(Directive): Find every line in the records below that contains the word "Numero", and copy each such line.

---------- Exercise inputs ----------

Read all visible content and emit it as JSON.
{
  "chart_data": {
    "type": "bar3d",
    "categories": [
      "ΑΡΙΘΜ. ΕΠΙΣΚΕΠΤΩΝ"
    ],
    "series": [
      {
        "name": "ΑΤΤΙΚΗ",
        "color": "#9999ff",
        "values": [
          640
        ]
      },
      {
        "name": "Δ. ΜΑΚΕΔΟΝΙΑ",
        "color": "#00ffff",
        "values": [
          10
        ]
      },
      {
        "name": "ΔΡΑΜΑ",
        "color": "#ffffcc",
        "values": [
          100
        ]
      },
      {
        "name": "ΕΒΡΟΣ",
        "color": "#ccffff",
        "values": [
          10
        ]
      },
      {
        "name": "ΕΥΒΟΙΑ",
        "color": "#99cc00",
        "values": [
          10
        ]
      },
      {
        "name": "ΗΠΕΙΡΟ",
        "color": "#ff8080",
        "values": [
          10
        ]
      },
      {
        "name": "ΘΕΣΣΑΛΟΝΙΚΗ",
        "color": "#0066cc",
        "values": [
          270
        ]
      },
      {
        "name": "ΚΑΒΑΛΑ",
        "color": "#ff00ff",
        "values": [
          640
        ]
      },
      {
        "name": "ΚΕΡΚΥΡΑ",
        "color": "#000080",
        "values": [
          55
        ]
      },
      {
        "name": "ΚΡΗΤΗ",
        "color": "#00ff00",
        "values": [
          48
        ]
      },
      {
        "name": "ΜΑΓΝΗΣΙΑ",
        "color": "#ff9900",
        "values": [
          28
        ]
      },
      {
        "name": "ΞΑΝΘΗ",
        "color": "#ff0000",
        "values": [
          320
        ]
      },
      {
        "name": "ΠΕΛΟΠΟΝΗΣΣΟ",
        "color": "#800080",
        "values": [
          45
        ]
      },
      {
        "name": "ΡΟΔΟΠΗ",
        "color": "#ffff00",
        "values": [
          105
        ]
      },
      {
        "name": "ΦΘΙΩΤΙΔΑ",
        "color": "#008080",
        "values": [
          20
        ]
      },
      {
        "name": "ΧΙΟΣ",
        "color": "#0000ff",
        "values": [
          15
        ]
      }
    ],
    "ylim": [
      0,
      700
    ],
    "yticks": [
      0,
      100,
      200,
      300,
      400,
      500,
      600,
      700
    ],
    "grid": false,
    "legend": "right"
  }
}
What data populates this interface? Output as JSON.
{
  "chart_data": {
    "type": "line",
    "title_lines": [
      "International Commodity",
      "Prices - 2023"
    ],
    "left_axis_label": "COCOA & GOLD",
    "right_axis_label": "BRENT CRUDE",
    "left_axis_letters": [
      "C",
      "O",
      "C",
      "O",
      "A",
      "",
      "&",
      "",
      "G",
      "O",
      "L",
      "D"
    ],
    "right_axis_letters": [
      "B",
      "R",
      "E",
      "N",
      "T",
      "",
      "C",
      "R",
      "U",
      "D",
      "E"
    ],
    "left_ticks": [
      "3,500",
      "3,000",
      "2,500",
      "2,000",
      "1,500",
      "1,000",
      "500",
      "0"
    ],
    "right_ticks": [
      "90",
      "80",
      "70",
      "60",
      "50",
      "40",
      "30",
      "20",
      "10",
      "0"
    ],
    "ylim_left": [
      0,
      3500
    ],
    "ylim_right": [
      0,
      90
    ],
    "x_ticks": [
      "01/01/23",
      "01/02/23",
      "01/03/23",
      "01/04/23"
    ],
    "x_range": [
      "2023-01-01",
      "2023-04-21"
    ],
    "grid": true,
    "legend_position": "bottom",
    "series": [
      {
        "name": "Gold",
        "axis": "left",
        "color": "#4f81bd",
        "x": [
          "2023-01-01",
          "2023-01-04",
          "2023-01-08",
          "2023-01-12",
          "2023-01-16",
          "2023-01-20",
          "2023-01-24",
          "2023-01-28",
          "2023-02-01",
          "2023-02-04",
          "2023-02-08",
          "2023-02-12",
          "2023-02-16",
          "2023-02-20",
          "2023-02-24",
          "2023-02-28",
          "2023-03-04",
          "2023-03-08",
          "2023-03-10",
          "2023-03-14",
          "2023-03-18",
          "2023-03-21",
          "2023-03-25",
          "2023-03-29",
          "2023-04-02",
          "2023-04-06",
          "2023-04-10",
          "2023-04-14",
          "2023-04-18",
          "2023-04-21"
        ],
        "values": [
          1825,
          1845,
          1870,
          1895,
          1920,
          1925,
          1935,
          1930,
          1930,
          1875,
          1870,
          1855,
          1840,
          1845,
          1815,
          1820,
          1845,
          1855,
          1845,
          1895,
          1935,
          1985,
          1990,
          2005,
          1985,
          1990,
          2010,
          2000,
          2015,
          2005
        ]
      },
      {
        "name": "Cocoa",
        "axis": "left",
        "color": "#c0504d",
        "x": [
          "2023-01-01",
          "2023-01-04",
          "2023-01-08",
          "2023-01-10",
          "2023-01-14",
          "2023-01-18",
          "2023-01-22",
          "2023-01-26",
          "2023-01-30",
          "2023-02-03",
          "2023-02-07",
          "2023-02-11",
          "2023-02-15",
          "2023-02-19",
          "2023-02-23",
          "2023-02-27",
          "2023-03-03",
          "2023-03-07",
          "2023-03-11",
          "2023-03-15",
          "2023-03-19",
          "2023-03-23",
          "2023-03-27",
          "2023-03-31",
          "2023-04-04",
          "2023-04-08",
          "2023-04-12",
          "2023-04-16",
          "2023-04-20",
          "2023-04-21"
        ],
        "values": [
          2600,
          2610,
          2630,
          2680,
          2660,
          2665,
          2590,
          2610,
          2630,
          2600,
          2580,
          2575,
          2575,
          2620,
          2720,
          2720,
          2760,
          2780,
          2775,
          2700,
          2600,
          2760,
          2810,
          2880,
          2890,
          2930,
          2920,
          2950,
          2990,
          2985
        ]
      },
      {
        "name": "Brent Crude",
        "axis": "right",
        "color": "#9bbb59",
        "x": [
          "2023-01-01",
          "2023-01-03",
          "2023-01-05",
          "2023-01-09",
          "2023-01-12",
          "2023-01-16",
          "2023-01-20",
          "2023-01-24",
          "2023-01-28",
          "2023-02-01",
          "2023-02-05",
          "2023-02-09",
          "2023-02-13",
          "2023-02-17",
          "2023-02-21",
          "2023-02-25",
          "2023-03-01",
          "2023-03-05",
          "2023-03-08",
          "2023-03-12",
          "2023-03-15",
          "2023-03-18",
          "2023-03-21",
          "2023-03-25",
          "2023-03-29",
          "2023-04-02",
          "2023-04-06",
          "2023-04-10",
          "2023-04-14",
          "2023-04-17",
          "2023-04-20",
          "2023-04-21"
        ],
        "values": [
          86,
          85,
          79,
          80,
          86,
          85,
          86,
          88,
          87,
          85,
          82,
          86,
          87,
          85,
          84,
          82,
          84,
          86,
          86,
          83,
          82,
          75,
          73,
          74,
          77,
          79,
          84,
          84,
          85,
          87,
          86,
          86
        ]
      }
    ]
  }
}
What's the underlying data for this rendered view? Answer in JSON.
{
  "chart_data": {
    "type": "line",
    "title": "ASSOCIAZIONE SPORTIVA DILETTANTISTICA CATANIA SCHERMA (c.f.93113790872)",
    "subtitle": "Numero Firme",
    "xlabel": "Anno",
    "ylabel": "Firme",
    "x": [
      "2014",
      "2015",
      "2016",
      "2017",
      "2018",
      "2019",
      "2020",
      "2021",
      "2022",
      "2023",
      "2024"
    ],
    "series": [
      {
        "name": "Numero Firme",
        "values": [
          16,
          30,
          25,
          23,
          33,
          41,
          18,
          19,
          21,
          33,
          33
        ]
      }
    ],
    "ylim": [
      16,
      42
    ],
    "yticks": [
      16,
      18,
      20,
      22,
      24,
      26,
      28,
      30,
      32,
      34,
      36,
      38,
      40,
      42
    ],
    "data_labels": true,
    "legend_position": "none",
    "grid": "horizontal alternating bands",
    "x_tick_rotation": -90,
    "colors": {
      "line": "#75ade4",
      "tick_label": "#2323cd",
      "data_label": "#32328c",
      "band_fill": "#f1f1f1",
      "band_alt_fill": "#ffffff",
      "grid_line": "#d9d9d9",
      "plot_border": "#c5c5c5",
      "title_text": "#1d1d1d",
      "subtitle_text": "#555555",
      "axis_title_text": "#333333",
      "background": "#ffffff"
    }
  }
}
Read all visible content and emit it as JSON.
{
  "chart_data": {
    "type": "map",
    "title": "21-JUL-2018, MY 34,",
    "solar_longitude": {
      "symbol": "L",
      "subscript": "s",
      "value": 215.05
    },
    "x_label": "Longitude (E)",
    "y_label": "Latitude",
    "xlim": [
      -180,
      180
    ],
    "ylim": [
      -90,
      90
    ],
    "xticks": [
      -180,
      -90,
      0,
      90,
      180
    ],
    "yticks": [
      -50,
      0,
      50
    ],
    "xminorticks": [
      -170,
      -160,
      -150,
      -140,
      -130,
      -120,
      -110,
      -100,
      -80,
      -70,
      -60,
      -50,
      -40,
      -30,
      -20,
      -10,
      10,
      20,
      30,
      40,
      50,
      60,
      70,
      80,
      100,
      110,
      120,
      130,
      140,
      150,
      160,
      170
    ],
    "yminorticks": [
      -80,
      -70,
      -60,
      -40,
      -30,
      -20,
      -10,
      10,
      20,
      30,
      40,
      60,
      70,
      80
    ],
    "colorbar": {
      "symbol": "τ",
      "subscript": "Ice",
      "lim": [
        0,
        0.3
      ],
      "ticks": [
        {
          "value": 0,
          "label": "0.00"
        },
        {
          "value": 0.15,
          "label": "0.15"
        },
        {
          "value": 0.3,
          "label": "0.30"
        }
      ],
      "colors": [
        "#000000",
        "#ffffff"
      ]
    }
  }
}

----------

(Response to the exercise):
    "subtitle": "Numero Firme",
        "name": "Numero Firme",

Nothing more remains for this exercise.